Each record is to be printed again precisely as it reads.
..............................
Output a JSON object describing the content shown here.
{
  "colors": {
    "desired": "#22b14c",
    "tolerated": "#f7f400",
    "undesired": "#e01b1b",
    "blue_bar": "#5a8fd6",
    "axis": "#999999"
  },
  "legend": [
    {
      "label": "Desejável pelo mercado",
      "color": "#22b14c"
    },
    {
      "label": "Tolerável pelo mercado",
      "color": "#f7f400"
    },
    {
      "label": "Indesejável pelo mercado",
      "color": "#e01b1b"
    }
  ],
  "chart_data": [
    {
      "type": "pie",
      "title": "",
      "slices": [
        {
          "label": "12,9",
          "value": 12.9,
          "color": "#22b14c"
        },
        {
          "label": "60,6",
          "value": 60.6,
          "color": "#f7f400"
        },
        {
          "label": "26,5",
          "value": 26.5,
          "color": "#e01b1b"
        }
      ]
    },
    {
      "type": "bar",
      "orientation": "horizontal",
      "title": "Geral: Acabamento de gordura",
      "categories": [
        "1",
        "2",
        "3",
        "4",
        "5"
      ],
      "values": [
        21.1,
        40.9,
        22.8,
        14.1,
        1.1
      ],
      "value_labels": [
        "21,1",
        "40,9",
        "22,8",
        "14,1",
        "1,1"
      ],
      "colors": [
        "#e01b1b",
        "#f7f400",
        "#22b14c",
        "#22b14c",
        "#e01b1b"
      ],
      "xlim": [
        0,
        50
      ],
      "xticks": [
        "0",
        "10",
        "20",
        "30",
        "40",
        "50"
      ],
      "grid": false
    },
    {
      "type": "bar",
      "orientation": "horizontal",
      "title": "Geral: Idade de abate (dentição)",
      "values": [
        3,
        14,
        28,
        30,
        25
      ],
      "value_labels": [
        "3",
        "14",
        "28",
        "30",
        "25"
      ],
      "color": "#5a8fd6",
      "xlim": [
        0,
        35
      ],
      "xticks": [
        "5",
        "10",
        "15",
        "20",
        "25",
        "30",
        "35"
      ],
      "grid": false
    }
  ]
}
..............................
* [REPLY]:
Output a JSON object describing the content shown here.
{
  "colors": {
    "desired": "#22b14c",
    "tolerated": "#f7f400",
    "undesired": "#e01b1b",
    "blue_bar": "#5a8fd6",
    "axis": "#999999"
  },
  "legend": [
    {
      "label": "Desejável pelo mercado",
      "color": "#22b14c"
    },
    {
      "label": "Tolerável pelo mercado",
      "color": "#f7f400"
    },
    {
      "label": "Indesejável pelo mercado",
      "color": "#e01b1b"
    }
  ],
  "chart_data": [
    {
      "type": "pie",
      "title": "",
      "slices": [
        {
          "label": "12,9",
          "value": 12.9,
          "color": "#22b14c"
        },
        {
          "label": "60,6",
          "value": 60.6,
          "color": "#f7f400"
        },
        {
          "label": "26,5",
          "value": 26.5,
          "color": "#e01b1b"
        }
      ]
    },
    {
      "type": "bar",
      "orientation": "horizontal",
      "title": "Geral: Acabamento de gordura",
      "categories": [
        "1",
        "2",
        "3",
        "4",
        "5"
      ],
      "values": [
        21.1,
        40.9,
        22.8,
        14.1,
        1.1
      ],
      "value_labels": [
        "21,1",
        "40,9",
        "22,8",
        "14,1",
        "1,1"
      ],
      "colors": [
        "#e01b1b",
        "#f7f400",
        "#22b14c",
        "#22b14c",
        "#e01b1b"
      ],
      "xlim": [
        0,
        50
      ],
      "xticks": [
        "0",
        "10",
        "20",
        "30",
        "40",
        "50"
      ],
      "grid": false
    },
    {
      "type": "bar",
      "orientation": "horizontal",
      "title": "Geral: Idade de abate (dentição)",
      "values": [
        3,
        14,
        28,
        30,
        25
      ],
      "value_labels": [
        "3",
        "14",
        "28",
        "30",
        "25"
      ],
      "color": "#5a8fd6",
      "xlim": [
        0,
        35
      ],
      "xticks": [
        "5",
        "10",
        "15",
        "20",
        "25",
        "30",
        "35"
      ],
      "grid": false
    }
  ]
}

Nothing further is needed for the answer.